### REQUIREMENT A
In the guest post on the Parliament attack case, in whose chambers did the writer work as a student intern?
### REQUIREMENT B
List every person named in the guest post on the Parliament attack case, including the one in its byline.
### REQUIREMENT C
Write the next part of the guest post on the Parliament attack case, beginning after its final sentence.

### EXTRACT
::::::::

Guest post by SAURAV DATTA
“An advocate, by the sacred duty which he owes to his client, knows in the discharge of that office but one person in the world- the client, and no other…to protect that client at all hazards and costs to all others, and among others to himself, is the highest and most unquestioned of his duties…..Nay, separating even the duties of a patriot from those of an advocate, and casting them if need be to the wind, he must go on reckless of the consequences…” – Lord Brougham, “Law and Other Things”, Cambridge University Press (1937)
“Beneath this face that appears so impassive hell’s tides continually run.” – Walt Whitman,“You Felons on Trial in Courts”
“Nothing rankles more in the human heart than a brooding sense of injustice.” Justice Brennan’s words keep on ringing in my ears when I see the manifestly violent injustice meted out to Mohammad Afzal- the Courts tore to smithereens his inalienable right to a fair trial. The Parliament attack case was the first litigation I had been part of – I was a student intern in the chambers of Ms. Kamini Jaiswal, who was briefing Mr. Ram Jethmalani. I got to see and understand the case from the closest of quarters, and that maybe that exacerbates my indignation at this egregious miscarriage of justice.

::::::::

[Element location listings]
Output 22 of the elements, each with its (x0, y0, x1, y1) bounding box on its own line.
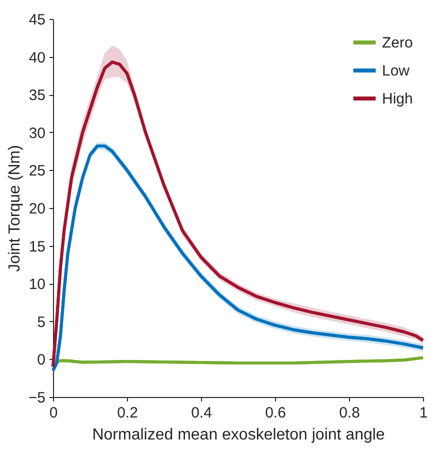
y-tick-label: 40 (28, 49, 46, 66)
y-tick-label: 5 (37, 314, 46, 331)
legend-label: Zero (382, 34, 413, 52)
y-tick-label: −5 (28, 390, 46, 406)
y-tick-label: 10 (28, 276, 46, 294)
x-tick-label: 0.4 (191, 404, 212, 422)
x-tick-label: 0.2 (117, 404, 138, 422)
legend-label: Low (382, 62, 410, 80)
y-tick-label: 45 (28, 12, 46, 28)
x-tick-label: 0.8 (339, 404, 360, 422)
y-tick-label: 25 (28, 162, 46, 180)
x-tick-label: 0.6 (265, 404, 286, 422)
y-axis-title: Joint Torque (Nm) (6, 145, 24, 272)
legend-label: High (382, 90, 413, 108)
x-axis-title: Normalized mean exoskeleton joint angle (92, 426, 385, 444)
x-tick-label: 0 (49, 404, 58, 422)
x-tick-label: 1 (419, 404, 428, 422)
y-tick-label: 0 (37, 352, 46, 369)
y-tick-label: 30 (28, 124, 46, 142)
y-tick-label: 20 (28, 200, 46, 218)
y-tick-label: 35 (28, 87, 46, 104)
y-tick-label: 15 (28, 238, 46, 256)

::::::::

### TASK RESPONSE A
Ms. Kamini Jaiswal's chambers.

### TASK RESPONSE B
Saurav Datta, Lord Brougham, Walt Whitman, Justice Brennan, Mohammad Afzal, Kamini Jaiswal, Ram Jethmalani

### TASK RESPONSE C
Threshold of a lawyer’s duty in defending terror-accused
Justice in political trials is more tenuous than any other trial, for it is not merely criminal procedure or substantive law, but values of democracy and liberty which are affected by the language and the logic of the law.. In such situations, a heavier, but not onerous or odious burden is cast upon the judiciary to ensure that not even an iota of injustice besmirches the edifice of Rule of Law.
The case of the Parliament attack  on 13 December 2001 was no ordinary one- it was one which the Supreme Court had regarded as waging war against the State because the citadel of Indian democracy had been attacked. It was a case where Mohammad Afzal, one of the accused and convicted of criminal conspiracy, was sent to the gallows, for nothing lesser could have satisfied the “collective conscience of society”, as held by the Supreme Court.
In the “Age of Terror”, when dissent is punished as treason, an equal responsibility is cast upon the lawyer who is defending a terror-accused. Then, a lawyer’s role in a fair trial does not remain confined to procedure; rather, he is required to resist the claims of the State’s natural and inevitable superiority. As the US Supreme Court held in Gideon v Wainwright , the right to counsel, and an effective one at that, is one of the fundamental tenets of liberty and justice.
In an atmosphere charged with such hate and prejudice as it was in the aftermath of December 13, 2001 and continued right till the end of the legal proceedings, if a lawyer appearing for any of the accused did not oppose the prosecution’s case tooth and nail on every question of fact and law, or conducted his duties in a cavalier manner, it would have been nothing short of forming an insidious allegiance with the prosecution. The accused would never be able to believe in equality before the law when he knows he is inherently disabled from proving the State wrong.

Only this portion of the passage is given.